● **What you have to do**
Images appear in the records below; leave them out and repeat everything else exactly.

***

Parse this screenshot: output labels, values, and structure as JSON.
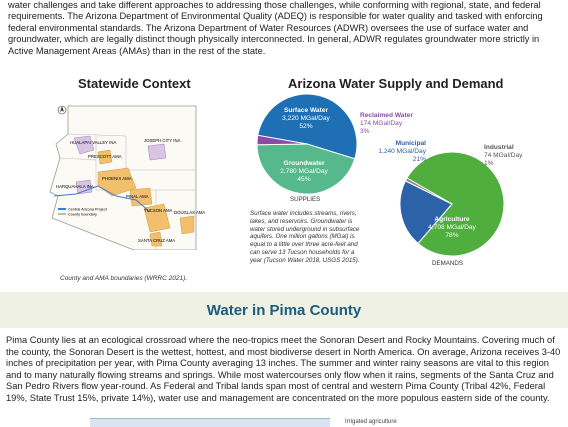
{
  "intro": {
    "text": "water challenges and take different approaches to addressing those challenges, while conforming with regional, state, and federal requirements. The Arizona Department of Environmental Quality (ADEQ) is responsible for water quality and tasked with enforcing federal environmental standards. The Arizona Department of Water Resources (ADWR) oversees the use of surface water and groundwater, which are legally distinct though physically interconnected. In general, ADWR regulates groundwater more strictly in Active Management Areas (AMAs) than in the rest of the state."
  },
  "statewide": {
    "title": "Statewide Context",
    "caption": "County and AMA boundaries (WRRC 2021).",
    "labels": {
      "hualapai": "HUALAPAI VALLEY INA",
      "joseph": "JOSEPH CITY INA",
      "prescott": "PRESCOTT AMA",
      "phoenix": "PHOENIX AMA",
      "harquahala": "HARQUAHALA INA",
      "pinal": "PINAL AMA",
      "tucson": "TUCSON AMA",
      "douglas": "DOUGLAS AMA",
      "santacruz": "SANTA CRUZ AMA",
      "legend1": "Central Arizona Project",
      "legend2": "County boundary"
    }
  },
  "supply": {
    "title": "Arizona Water Supply and Demand",
    "supplies_label": "SUPPLIES",
    "demands_label": "DEMANDS",
    "note": "Surface water includes streams, rivers, lakes, and reservoirs. Groundwater is water stored underground in subsurface aquifers. One million gallons (MGal) is equal to a little over three acre-feet and can serve 13 Tucson households for a year (Tucson Water 2018, USGS 2015).",
    "supplies": [
      {
        "name": "Surface Water",
        "value": "3,220 MGal/Day",
        "pct": "52%",
        "share": 52,
        "color": "#1f6fb4"
      },
      {
        "name": "Groundwater",
        "value": "2,780 MGal/Day",
        "pct": "45%",
        "share": 45,
        "color": "#55b98b"
      },
      {
        "name": "Reclaimed Water",
        "value": "174 MGal/Day",
        "pct": "3%",
        "share": 3,
        "color": "#8b4aa8"
      }
    ],
    "demands": [
      {
        "name": "Agriculture",
        "value": "4,708 MGal/Day",
        "pct": "78%",
        "share": 78,
        "color": "#4fae3e"
      },
      {
        "name": "Municipal",
        "value": "1,240 MGal/Day",
        "pct": "21%",
        "share": 21,
        "color": "#2c62a8"
      },
      {
        "name": "Industrial",
        "value": "74 MGal/Day",
        "pct": "1%",
        "share": 1,
        "color": "#8a8a8a"
      }
    ]
  },
  "pima": {
    "title": "Water in Pima County",
    "text": "Pima County lies at an ecological crossroad where the neo-tropics meet the Sonoran Desert and Rocky Mountains. Covering much of the county, the Sonoran Desert is the wettest, hottest, and most biodiverse desert in North America. On average, Arizona receives 3-40 inches of precipitation per year, with Pima County averaging 13 inches. The summer and winter rainy seasons are vital to this region and to many naturally flowing streams and springs. While most watercourses only flow when it rains, segments of the Santa Cruz and San Pedro Rivers flow year-round. As Federal and Tribal lands span most of central and western Pima County (Tribal 42%, Federal 19%, State Trust 15%, private 14%), water use and management are concentrated on the more populous eastern side of the county.",
    "footer_legend": "Irrigated agriculture"
  }
}
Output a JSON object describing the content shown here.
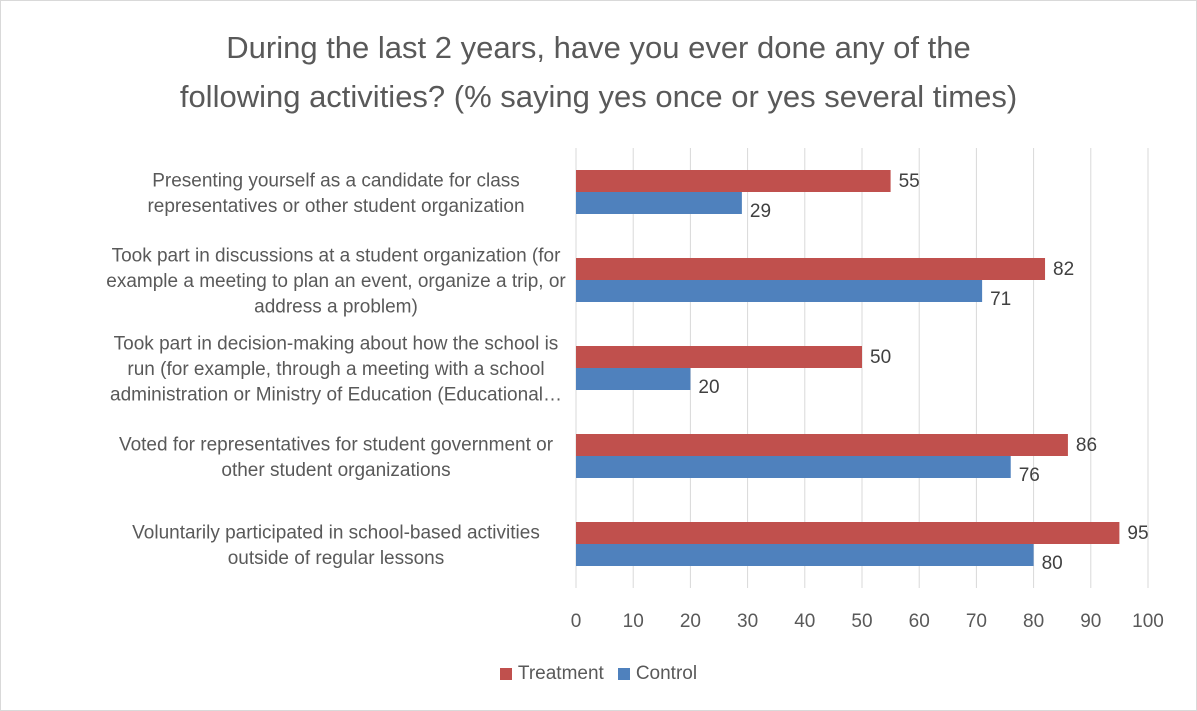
{
  "chart_data": {
    "type": "bar",
    "orientation": "horizontal",
    "title_lines": [
      "During the last 2 years, have you ever done any of the",
      "following activities? (% saying yes once or yes several times)"
    ],
    "categories": [
      [
        "Presenting yourself as a candidate for class",
        "representatives or other student organization"
      ],
      [
        "Took part in discussions at a student organization (for",
        "example a meeting to plan an event, organize a trip, or",
        "address a problem)"
      ],
      [
        "Took part in decision-making about how the school is",
        "run (for example, through a meeting with a school",
        "administration or Ministry of Education (Educational…"
      ],
      [
        "Voted for representatives for student government or",
        "other student organizations"
      ],
      [
        "Voluntarily participated in school-based activities",
        "outside of regular lessons"
      ]
    ],
    "series": [
      {
        "name": "Treatment",
        "color": "#c0504d",
        "values": [
          55,
          82,
          50,
          86,
          95
        ]
      },
      {
        "name": "Control",
        "color": "#4f81bd",
        "values": [
          29,
          71,
          20,
          76,
          80
        ]
      }
    ],
    "x_ticks": [
      "0",
      "10",
      "20",
      "30",
      "40",
      "50",
      "60",
      "70",
      "80",
      "90",
      "100"
    ],
    "xlim": [
      0,
      100
    ],
    "grid": "vertical",
    "legend_position": "bottom"
  }
}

***

● **The completed task**
Parse this screenshot: output labels, values, and structure as JSON.
{
  "intro": {
    "text": "water challenges and take different approaches to addressing those challenges, while conforming with regional, state, and federal requirements. The Arizona Department of Environmental Quality (ADEQ) is responsible for water quality and tasked with enforcing federal environmental standards. The Arizona Department of Water Resources (ADWR) oversees the use of surface water and groundwater, which are legally distinct though physically interconnected. In general, ADWR regulates groundwater more strictly in Active Management Areas (AMAs) than in the rest of the state."
  },
  "statewide": {
    "title": "Statewide Context",
    "caption": "County and AMA boundaries (WRRC 2021).",
    "labels": {
      "hualapai": "HUALAPAI VALLEY INA",
      "joseph": "JOSEPH CITY INA",
      "prescott": "PRESCOTT AMA",
      "phoenix": "PHOENIX AMA",
      "harquahala": "HARQUAHALA INA",
      "pinal": "PINAL AMA",
      "tucson": "TUCSON AMA",
      "douglas": "DOUGLAS AMA",
      "santacruz": "SANTA CRUZ AMA",
      "legend1": "Central Arizona Project",
      "legend2": "County boundary"
    }
  },
  "supply": {
    "title": "Arizona Water Supply and Demand",
    "supplies_label": "SUPPLIES",
    "demands_label": "DEMANDS",
    "note": "Surface water includes streams, rivers, lakes, and reservoirs. Groundwater is water stored underground in subsurface aquifers. One million gallons (MGal) is equal to a little over three acre-feet and can serve 13 Tucson households for a year (Tucson Water 2018, USGS 2015).",
    "supplies": [
      {
        "name": "Surface Water",
        "value": "3,220 MGal/Day",
        "pct": "52%",
        "share": 52,
        "color": "#1f6fb4"
      },
      {
        "name": "Groundwater",
        "value": "2,780 MGal/Day",
        "pct": "45%",
        "share": 45,
        "color": "#55b98b"
      },
      {
        "name": "Reclaimed Water",
        "value": "174 MGal/Day",
        "pct": "3%",
        "share": 3,
        "color": "#8b4aa8"
      }
    ],
    "demands": [
      {
        "name": "Agriculture",
        "value": "4,708 MGal/Day",
        "pct": "78%",
        "share": 78,
        "color": "#4fae3e"
      },
      {
        "name": "Municipal",
        "value": "1,240 MGal/Day",
        "pct": "21%",
        "share": 21,
        "color": "#2c62a8"
      },
      {
        "name": "Industrial",
        "value": "74 MGal/Day",
        "pct": "1%",
        "share": 1,
        "color": "#8a8a8a"
      }
    ]
  },
  "pima": {
    "title": "Water in Pima County",
    "text": "Pima County lies at an ecological crossroad where the neo-tropics meet the Sonoran Desert and Rocky Mountains. Covering much of the county, the Sonoran Desert is the wettest, hottest, and most biodiverse desert in North America. On average, Arizona receives 3-40 inches of precipitation per year, with Pima County averaging 13 inches. The summer and winter rainy seasons are vital to this region and to many naturally flowing streams and springs. While most watercourses only flow when it rains, segments of the Santa Cruz and San Pedro Rivers flow year-round. As Federal and Tribal lands span most of central and western Pima County (Tribal 42%, Federal 19%, State Trust 15%, private 14%), water use and management are concentrated on the more populous eastern side of the county.",
    "footer_legend": "Irrigated agriculture"
  }
}
Output a JSON object describing the content shown here.
{
  "chart_data": {
    "type": "bar",
    "orientation": "horizontal",
    "title_lines": [
      "During the last 2 years, have you ever done any of the",
      "following activities? (% saying yes once or yes several times)"
    ],
    "categories": [
      [
        "Presenting yourself as a candidate for class",
        "representatives or other student organization"
      ],
      [
        "Took part in discussions at a student organization (for",
        "example a meeting to plan an event, organize a trip, or",
        "address a problem)"
      ],
      [
        "Took part in decision-making about how the school is",
        "run (for example, through a meeting with a school",
        "administration or Ministry of Education (Educational…"
      ],
      [
        "Voted for representatives for student government or",
        "other student organizations"
      ],
      [
        "Voluntarily participated in school-based activities",
        "outside of regular lessons"
      ]
    ],
    "series": [
      {
        "name": "Treatment",
        "color": "#c0504d",
        "values": [
          55,
          82,
          50,
          86,
          95
        ]
      },
      {
        "name": "Control",
        "color": "#4f81bd",
        "values": [
          29,
          71,
          20,
          76,
          80
        ]
      }
    ],
    "x_ticks": [
      "0",
      "10",
      "20",
      "30",
      "40",
      "50",
      "60",
      "70",
      "80",
      "90",
      "100"
    ],
    "xlim": [
      0,
      100
    ],
    "grid": "vertical",
    "legend_position": "bottom"
  }
}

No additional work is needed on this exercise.